> **Problem details**
Write out the whole of the material exactly.

> **Dataset content**
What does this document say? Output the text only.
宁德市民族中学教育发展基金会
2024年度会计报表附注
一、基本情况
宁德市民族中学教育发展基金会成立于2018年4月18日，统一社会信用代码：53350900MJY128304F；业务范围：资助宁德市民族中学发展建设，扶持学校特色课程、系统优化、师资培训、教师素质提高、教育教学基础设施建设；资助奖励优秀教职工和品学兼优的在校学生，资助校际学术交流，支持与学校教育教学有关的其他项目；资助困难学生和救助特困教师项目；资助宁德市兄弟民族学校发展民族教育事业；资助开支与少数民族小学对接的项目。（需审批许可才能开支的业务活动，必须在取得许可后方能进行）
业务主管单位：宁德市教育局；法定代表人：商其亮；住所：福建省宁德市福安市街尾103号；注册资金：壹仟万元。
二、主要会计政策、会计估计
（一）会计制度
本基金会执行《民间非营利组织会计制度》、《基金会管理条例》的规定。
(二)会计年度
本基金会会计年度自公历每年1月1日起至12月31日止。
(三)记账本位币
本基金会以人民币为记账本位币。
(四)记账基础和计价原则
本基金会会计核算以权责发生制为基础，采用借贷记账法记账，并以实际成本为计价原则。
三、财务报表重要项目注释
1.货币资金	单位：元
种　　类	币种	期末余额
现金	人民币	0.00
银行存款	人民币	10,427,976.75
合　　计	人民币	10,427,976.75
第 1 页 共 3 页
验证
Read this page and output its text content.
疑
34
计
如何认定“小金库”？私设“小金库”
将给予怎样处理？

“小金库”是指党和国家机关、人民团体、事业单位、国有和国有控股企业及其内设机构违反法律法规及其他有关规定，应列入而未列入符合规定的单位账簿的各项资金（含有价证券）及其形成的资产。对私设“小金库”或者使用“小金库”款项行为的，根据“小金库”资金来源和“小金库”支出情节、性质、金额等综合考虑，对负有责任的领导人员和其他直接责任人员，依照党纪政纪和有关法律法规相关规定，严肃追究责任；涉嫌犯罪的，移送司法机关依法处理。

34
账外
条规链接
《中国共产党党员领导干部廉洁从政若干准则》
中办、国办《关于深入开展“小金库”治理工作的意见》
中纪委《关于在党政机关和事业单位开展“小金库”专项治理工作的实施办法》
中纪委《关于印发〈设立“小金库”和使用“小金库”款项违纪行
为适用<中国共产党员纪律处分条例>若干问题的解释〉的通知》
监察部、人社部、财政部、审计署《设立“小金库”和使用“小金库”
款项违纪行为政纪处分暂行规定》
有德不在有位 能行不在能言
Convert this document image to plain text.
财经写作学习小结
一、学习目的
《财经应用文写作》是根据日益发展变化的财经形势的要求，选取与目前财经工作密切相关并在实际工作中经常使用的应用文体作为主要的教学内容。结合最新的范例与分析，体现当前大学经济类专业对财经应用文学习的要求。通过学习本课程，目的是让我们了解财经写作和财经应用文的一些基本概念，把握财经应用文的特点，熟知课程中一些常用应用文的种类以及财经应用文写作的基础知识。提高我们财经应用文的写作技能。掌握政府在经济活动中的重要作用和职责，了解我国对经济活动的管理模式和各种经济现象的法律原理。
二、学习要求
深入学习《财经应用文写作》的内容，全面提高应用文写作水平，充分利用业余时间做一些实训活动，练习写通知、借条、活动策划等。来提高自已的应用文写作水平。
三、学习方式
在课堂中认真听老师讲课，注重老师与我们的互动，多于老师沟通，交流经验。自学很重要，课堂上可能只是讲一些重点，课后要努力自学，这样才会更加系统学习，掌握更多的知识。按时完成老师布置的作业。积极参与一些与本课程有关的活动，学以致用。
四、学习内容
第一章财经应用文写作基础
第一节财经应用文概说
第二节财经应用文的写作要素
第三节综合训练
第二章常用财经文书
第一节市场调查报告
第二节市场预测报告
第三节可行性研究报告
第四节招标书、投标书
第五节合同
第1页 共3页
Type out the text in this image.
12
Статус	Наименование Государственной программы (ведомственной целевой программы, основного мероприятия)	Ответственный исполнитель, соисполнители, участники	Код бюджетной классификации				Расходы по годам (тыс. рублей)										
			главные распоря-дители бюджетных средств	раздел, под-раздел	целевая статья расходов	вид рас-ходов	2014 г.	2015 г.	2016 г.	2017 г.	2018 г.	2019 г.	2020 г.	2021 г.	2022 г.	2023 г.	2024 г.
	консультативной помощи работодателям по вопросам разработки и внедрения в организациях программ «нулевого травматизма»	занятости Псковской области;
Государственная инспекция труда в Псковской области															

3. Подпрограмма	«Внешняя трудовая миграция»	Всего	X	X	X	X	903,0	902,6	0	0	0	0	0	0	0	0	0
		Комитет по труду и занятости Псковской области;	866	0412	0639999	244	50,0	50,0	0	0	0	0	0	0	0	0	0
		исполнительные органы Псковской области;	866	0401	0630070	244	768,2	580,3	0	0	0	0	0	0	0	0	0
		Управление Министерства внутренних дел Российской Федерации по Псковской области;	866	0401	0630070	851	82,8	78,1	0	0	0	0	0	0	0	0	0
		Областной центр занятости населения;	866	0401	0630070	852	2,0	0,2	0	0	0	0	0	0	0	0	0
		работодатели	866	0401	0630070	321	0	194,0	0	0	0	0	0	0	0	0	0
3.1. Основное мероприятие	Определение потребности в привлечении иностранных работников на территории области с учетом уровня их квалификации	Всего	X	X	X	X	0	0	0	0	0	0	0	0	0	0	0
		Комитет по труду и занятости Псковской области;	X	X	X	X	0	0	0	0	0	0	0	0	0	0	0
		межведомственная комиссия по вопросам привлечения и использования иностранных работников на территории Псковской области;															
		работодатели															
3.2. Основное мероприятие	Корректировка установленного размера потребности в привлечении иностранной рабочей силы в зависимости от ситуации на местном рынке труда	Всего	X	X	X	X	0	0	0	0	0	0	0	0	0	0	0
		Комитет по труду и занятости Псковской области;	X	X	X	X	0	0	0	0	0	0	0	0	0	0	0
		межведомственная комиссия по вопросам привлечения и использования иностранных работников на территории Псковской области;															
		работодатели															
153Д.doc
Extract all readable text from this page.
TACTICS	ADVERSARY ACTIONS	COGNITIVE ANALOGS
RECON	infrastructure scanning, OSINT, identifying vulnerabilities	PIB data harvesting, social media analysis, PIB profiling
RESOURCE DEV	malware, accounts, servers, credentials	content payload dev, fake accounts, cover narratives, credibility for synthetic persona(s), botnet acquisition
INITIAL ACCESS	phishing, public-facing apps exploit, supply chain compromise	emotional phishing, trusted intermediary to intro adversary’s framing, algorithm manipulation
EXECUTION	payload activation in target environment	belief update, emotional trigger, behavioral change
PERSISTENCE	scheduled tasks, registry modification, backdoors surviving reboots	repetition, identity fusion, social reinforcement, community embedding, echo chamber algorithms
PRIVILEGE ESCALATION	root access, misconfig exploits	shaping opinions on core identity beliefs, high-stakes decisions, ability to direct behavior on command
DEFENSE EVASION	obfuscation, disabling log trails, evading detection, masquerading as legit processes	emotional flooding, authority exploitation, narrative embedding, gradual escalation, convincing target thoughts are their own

> **Expected answer**
What does this document say? Output the text only.
宁德市民族中学教育发展基金会
2024年度会计报表附注
一、基本情况
宁德市民族中学教育发展基金会成立于2018年4月18日，统一社会信用代码：53350900MJY128304F；业务范围：资助宁德市民族中学发展建设，扶持学校特色课程、系统优化、师资培训、教师素质提高、教育教学基础设施建设；资助奖励优秀教职工和品学兼优的在校学生，资助校际学术交流，支持与学校教育教学有关的其他项目；资助困难学生和救助特困教师项目；资助宁德市兄弟民族学校发展民族教育事业；资助开支与少数民族小学对接的项目。（需审批许可才能开支的业务活动，必须在取得许可后方能进行）
业务主管单位：宁德市教育局；法定代表人：商其亮；住所：福建省宁德市福安市街尾103号；注册资金：壹仟万元。
二、主要会计政策、会计估计
（一）会计制度
本基金会执行《民间非营利组织会计制度》、《基金会管理条例》的规定。
(二)会计年度
本基金会会计年度自公历每年1月1日起至12月31日止。
(三)记账本位币
本基金会以人民币为记账本位币。
(四)记账基础和计价原则
本基金会会计核算以权责发生制为基础，采用借贷记账法记账，并以实际成本为计价原则。
三、财务报表重要项目注释
1.货币资金	单位：元
种　　类	币种	期末余额
现金	人民币	0.00
银行存款	人民币	10,427,976.75
合　　计	人民币	10,427,976.75
第 1 页 共 3 页
验证
Read this page and output its text content.
疑
34
计
如何认定“小金库”？私设“小金库”
将给予怎样处理？

“小金库”是指党和国家机关、人民团体、事业单位、国有和国有控股企业及其内设机构违反法律法规及其他有关规定，应列入而未列入符合规定的单位账簿的各项资金（含有价证券）及其形成的资产。对私设“小金库”或者使用“小金库”款项行为的，根据“小金库”资金来源和“小金库”支出情节、性质、金额等综合考虑，对负有责任的领导人员和其他直接责任人员，依照党纪政纪和有关法律法规相关规定，严肃追究责任；涉嫌犯罪的，移送司法机关依法处理。

34
账外
条规链接
《中国共产党党员领导干部廉洁从政若干准则》
中办、国办《关于深入开展“小金库”治理工作的意见》
中纪委《关于在党政机关和事业单位开展“小金库”专项治理工作的实施办法》
中纪委《关于印发〈设立“小金库”和使用“小金库”款项违纪行
为适用<中国共产党员纪律处分条例>若干问题的解释〉的通知》
监察部、人社部、财政部、审计署《设立“小金库”和使用“小金库”
款项违纪行为政纪处分暂行规定》
有德不在有位 能行不在能言
Convert this document image to plain text.
财经写作学习小结
一、学习目的
《财经应用文写作》是根据日益发展变化的财经形势的要求，选取与目前财经工作密切相关并在实际工作中经常使用的应用文体作为主要的教学内容。结合最新的范例与分析，体现当前大学经济类专业对财经应用文学习的要求。通过学习本课程，目的是让我们了解财经写作和财经应用文的一些基本概念，把握财经应用文的特点，熟知课程中一些常用应用文的种类以及财经应用文写作的基础知识。提高我们财经应用文的写作技能。掌握政府在经济活动中的重要作用和职责，了解我国对经济活动的管理模式和各种经济现象的法律原理。
二、学习要求
深入学习《财经应用文写作》的内容，全面提高应用文写作水平，充分利用业余时间做一些实训活动，练习写通知、借条、活动策划等。来提高自已的应用文写作水平。
三、学习方式
在课堂中认真听老师讲课，注重老师与我们的互动，多于老师沟通，交流经验。自学很重要，课堂上可能只是讲一些重点，课后要努力自学，这样才会更加系统学习，掌握更多的知识。按时完成老师布置的作业。积极参与一些与本课程有关的活动，学以致用。
四、学习内容
第一章财经应用文写作基础
第一节财经应用文概说
第二节财经应用文的写作要素
第三节综合训练
第二章常用财经文书
第一节市场调查报告
第二节市场预测报告
第三节可行性研究报告
第四节招标书、投标书
第五节合同
第1页 共3页
Type out the text in this image.
12
Статус	Наименование Государственной программы (ведомственной целевой программы, основного мероприятия)	Ответственный исполнитель, соисполнители, участники	Код бюджетной классификации				Расходы по годам (тыс. рублей)										
			главные распоря-дители бюджетных средств	раздел, под-раздел	целевая статья расходов	вид рас-ходов	2014 г.	2015 г.	2016 г.	2017 г.	2018 г.	2019 г.	2020 г.	2021 г.	2022 г.	2023 г.	2024 г.
	консультативной помощи работодателям по вопросам разработки и внедрения в организациях программ «нулевого травматизма»	занятости Псковской области;
Государственная инспекция труда в Псковской области															

3. Подпрограмма	«Внешняя трудовая миграция»	Всего	X	X	X	X	903,0	902,6	0	0	0	0	0	0	0	0	0
		Комитет по труду и занятости Псковской области;	866	0412	0639999	244	50,0	50,0	0	0	0	0	0	0	0	0	0
		исполнительные органы Псковской области;	866	0401	0630070	244	768,2	580,3	0	0	0	0	0	0	0	0	0
		Управление Министерства внутренних дел Российской Федерации по Псковской области;	866	0401	0630070	851	82,8	78,1	0	0	0	0	0	0	0	0	0
		Областной центр занятости населения;	866	0401	0630070	852	2,0	0,2	0	0	0	0	0	0	0	0	0
		работодатели	866	0401	0630070	321	0	194,0	0	0	0	0	0	0	0	0	0
3.1. Основное мероприятие	Определение потребности в привлечении иностранных работников на территории области с учетом уровня их квалификации	Всего	X	X	X	X	0	0	0	0	0	0	0	0	0	0	0
		Комитет по труду и занятости Псковской области;	X	X	X	X	0	0	0	0	0	0	0	0	0	0	0
		межведомственная комиссия по вопросам привлечения и использования иностранных работников на территории Псковской области;															
		работодатели															
3.2. Основное мероприятие	Корректировка установленного размера потребности в привлечении иностранной рабочей силы в зависимости от ситуации на местном рынке труда	Всего	X	X	X	X	0	0	0	0	0	0	0	0	0	0	0
		Комитет по труду и занятости Псковской области;	X	X	X	X	0	0	0	0	0	0	0	0	0	0	0
		межведомственная комиссия по вопросам привлечения и использования иностранных работников на территории Псковской области;															
		работодатели															
153Д.doc
Extract all readable text from this page.
TACTICS	ADVERSARY ACTIONS	COGNITIVE ANALOGS
RECON	infrastructure scanning, OSINT, identifying vulnerabilities	PIB data harvesting, social media analysis, PIB profiling
RESOURCE DEV	malware, accounts, servers, credentials	content payload dev, fake accounts, cover narratives, credibility for synthetic persona(s), botnet acquisition
INITIAL ACCESS	phishing, public-facing apps exploit, supply chain compromise	emotional phishing, trusted intermediary to intro adversary’s framing, algorithm manipulation
EXECUTION	payload activation in target environment	belief update, emotional trigger, behavioral change
PERSISTENCE	scheduled tasks, registry modification, backdoors surviving reboots	repetition, identity fusion, social reinforcement, community embedding, echo chamber algorithms
PRIVILEGE ESCALATION	root access, misconfig exploits	shaping opinions on core identity beliefs, high-stakes decisions, ability to direct behavior on command
DEFENSE EVASION	obfuscation, disabling log trails, evading detection, masquerading as legit processes	emotional flooding, authority exploitation, narrative embedding, gradual escalation, convincing target thoughts are their own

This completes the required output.